'''

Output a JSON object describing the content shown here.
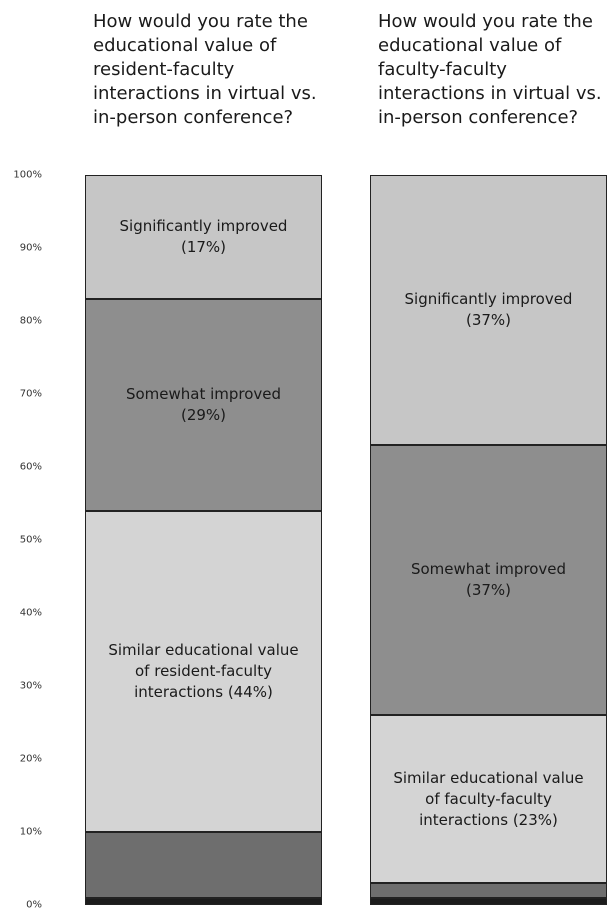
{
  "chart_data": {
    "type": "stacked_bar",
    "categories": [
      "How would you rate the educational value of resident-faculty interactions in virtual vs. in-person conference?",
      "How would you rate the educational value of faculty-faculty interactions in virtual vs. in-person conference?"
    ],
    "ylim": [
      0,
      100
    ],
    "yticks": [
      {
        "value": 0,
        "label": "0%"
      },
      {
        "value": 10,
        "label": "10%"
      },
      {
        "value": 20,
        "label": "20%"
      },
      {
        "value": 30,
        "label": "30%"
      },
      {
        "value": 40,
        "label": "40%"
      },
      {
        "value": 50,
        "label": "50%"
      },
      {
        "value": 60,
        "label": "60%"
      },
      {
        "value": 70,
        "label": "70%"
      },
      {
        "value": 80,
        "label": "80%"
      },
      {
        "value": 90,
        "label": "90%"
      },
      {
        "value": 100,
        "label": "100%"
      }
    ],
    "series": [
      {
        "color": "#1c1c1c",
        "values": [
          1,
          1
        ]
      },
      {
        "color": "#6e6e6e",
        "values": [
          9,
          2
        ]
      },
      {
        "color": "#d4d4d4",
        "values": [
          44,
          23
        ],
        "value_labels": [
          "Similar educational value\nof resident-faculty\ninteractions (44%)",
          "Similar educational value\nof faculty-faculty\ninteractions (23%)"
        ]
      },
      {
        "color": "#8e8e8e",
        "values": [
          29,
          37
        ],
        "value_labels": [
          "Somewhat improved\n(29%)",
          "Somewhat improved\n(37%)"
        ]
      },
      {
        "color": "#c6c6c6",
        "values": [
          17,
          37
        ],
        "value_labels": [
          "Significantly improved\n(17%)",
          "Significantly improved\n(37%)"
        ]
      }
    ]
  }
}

'''

- _THE EXERCISE_: Set out every line from the material that contains the string "Somewhat".

- _SOLUTION TO THE EXERCISE_:
          "Somewhat improved\n(29%)",
          "Somewhat improved\n(37%)"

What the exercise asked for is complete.